WHAT YOU HAVE TO DO — Copy every line of the following data that includes the string "competing".

ENTRIES SUPPLIED —
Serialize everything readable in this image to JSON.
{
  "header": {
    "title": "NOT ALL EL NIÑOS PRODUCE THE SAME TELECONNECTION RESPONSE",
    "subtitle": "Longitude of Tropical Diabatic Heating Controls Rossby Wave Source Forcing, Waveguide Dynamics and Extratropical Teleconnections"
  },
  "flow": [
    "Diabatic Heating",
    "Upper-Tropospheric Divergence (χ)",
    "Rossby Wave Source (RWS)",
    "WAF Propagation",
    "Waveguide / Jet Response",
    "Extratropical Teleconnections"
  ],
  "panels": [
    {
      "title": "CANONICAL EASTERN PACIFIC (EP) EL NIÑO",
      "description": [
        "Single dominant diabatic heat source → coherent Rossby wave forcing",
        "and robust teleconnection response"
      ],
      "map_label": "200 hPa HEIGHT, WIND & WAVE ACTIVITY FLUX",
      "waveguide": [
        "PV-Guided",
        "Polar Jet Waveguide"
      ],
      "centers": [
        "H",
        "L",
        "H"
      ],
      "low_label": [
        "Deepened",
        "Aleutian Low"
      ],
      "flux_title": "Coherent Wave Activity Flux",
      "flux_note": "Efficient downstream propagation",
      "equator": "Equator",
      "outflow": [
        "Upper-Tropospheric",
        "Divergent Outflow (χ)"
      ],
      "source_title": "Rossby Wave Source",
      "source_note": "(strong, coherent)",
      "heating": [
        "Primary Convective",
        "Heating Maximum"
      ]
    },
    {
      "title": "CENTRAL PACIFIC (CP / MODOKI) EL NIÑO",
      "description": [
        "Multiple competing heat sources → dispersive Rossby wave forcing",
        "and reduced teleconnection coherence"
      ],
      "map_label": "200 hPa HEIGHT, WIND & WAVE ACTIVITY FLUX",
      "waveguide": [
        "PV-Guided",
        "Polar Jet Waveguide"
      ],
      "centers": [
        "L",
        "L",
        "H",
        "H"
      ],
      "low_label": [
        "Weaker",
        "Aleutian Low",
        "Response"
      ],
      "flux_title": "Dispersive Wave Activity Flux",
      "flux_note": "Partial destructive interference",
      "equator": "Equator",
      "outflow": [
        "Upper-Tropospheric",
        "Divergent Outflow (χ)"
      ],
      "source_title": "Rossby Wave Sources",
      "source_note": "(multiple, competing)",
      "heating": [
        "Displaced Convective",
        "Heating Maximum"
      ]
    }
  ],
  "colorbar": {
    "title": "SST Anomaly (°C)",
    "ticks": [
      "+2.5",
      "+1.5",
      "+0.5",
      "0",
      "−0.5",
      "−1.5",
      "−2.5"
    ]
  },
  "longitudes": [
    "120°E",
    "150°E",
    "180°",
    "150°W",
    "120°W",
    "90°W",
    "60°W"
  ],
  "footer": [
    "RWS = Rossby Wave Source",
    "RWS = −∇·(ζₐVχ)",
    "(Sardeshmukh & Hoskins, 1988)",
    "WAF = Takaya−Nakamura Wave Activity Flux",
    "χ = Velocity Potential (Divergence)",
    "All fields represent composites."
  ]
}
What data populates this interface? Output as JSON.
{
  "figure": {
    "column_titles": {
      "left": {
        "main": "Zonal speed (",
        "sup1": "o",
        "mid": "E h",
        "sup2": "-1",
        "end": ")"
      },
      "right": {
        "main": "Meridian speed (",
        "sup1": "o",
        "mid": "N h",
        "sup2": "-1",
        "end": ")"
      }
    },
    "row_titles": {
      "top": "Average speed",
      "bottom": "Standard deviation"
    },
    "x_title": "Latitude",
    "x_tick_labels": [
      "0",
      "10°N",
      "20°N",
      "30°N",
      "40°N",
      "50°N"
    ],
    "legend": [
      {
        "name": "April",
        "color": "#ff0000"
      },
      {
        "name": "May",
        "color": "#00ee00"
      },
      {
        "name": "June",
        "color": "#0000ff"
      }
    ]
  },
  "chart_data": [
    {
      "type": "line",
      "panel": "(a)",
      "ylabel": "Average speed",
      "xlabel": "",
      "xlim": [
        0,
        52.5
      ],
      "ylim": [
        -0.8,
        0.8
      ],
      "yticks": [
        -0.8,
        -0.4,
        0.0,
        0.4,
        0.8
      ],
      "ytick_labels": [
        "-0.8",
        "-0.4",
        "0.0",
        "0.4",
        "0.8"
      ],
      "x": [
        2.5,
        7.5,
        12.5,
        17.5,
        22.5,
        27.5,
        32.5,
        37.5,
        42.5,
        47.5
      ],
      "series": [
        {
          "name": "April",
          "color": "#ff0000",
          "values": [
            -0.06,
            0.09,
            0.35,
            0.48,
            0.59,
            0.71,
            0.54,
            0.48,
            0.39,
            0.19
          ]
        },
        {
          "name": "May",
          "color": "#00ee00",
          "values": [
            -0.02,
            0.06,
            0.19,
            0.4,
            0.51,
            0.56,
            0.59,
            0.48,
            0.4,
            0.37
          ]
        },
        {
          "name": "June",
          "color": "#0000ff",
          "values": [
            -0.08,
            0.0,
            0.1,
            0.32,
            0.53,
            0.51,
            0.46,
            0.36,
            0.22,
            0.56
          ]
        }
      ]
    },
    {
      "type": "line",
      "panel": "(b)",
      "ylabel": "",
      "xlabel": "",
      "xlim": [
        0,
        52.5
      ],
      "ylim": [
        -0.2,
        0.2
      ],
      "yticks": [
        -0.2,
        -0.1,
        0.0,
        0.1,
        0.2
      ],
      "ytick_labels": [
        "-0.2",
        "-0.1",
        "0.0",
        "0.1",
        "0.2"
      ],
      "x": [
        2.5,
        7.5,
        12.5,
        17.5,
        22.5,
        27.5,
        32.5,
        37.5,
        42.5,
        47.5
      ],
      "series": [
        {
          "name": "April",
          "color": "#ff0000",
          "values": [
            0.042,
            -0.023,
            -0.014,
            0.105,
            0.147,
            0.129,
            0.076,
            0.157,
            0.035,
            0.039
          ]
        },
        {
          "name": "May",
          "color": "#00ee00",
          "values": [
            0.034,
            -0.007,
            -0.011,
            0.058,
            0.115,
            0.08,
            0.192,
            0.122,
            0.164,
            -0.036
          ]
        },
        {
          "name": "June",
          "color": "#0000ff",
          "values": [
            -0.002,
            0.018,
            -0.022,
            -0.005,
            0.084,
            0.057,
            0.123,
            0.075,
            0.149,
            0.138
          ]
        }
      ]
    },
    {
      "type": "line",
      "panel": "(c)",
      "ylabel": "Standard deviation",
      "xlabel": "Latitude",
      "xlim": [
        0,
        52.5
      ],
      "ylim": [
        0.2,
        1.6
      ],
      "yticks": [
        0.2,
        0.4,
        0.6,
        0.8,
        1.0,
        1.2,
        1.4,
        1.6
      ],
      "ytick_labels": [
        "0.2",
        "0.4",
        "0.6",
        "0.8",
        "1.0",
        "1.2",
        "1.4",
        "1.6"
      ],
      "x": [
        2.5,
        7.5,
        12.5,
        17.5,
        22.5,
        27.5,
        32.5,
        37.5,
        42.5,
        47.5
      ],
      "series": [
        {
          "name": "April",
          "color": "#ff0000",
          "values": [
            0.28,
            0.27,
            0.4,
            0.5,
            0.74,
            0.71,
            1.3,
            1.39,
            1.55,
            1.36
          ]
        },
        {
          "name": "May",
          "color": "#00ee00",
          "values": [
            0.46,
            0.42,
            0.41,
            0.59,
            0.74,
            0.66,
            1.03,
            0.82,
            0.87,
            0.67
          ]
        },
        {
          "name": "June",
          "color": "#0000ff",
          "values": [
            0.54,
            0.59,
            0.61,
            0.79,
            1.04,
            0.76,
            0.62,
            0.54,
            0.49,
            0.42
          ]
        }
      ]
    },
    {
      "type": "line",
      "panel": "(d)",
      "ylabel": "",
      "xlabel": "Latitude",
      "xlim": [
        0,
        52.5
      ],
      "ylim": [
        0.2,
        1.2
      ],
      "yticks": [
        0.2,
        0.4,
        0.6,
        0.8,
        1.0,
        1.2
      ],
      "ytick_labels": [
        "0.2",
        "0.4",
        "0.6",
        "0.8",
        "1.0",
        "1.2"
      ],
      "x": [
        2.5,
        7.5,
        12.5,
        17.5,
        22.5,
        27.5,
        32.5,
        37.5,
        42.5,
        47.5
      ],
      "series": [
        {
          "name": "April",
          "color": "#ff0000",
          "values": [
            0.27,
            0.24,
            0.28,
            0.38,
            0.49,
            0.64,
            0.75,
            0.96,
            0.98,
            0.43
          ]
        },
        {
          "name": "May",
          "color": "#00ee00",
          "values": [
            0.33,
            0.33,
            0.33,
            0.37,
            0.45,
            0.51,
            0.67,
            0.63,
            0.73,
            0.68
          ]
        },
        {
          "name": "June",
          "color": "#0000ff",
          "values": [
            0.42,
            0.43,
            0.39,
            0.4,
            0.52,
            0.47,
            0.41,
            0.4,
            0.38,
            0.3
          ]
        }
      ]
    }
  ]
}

CORRECT OUTPUT —
        "Multiple competing heat sources → dispersive Rossby wave forcing",
      "source_note": "(multiple, competing)",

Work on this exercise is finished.